#### GIVEN INSTRUCTION
Determine which lines contain the word "Vaishnavi", then copy those lines.

#### ENTRIES
— begin —

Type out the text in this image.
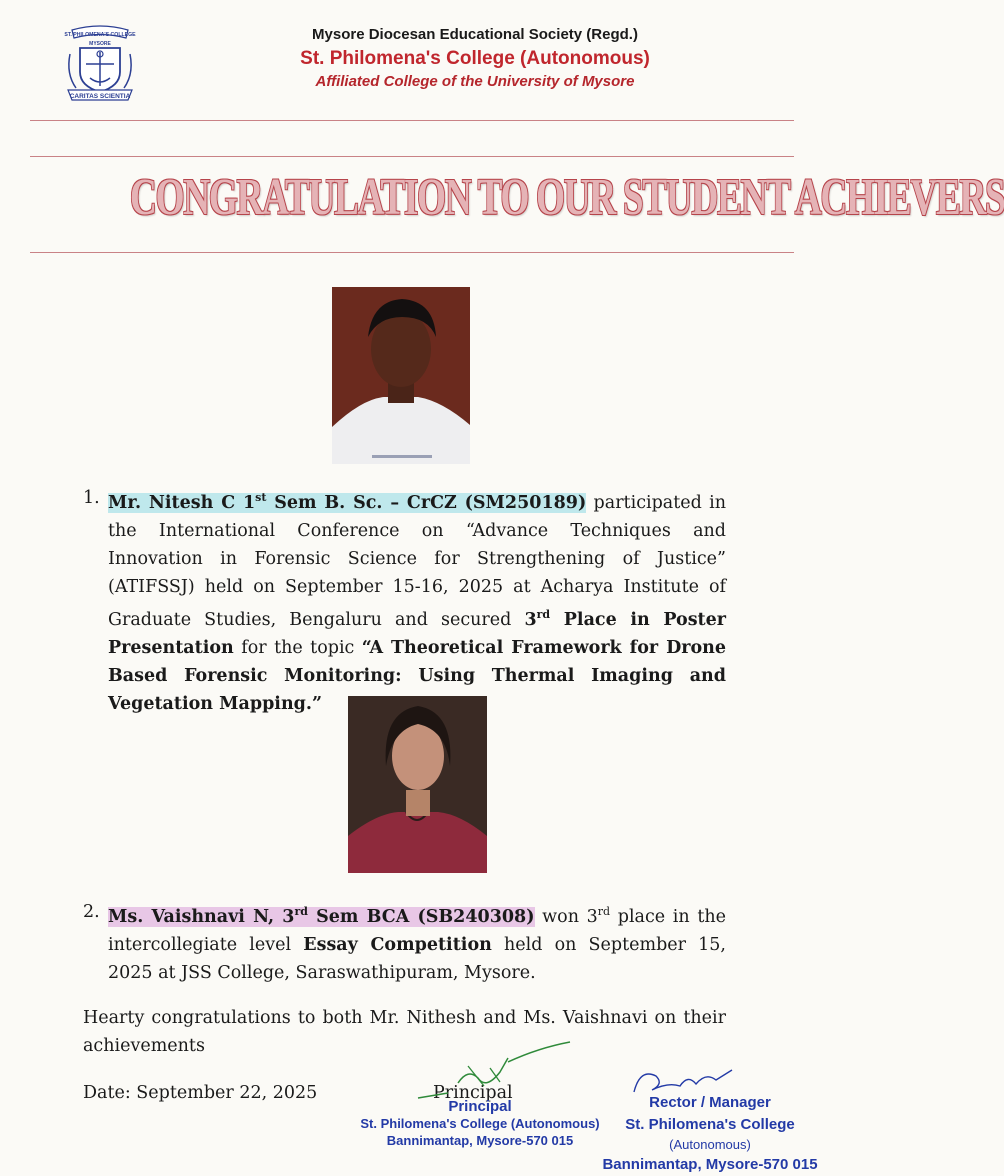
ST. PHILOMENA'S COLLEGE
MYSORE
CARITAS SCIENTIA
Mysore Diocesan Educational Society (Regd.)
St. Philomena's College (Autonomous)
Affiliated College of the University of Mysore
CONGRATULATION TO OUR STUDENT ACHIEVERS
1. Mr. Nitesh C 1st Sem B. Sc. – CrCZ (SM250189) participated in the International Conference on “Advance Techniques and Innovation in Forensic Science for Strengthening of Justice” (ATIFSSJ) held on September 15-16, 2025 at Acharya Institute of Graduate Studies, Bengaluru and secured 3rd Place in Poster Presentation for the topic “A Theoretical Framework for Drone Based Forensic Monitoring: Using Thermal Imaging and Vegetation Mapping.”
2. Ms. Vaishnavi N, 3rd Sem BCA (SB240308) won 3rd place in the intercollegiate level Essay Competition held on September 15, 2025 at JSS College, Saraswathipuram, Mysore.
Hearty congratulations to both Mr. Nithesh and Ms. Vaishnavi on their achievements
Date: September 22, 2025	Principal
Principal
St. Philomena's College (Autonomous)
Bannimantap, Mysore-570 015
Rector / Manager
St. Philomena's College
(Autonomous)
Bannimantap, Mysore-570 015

— end —

#### EXPECTED ANSWER
2. Ms. Vaishnavi N, 3rd Sem BCA (SB240308) won 3rd place in the intercollegiate level Essay Competition held on September 15, 2025 at JSS College, Saraswathipuram, Mysore.
Hearty congratulations to both Mr. Nithesh and Ms. Vaishnavi on their achievements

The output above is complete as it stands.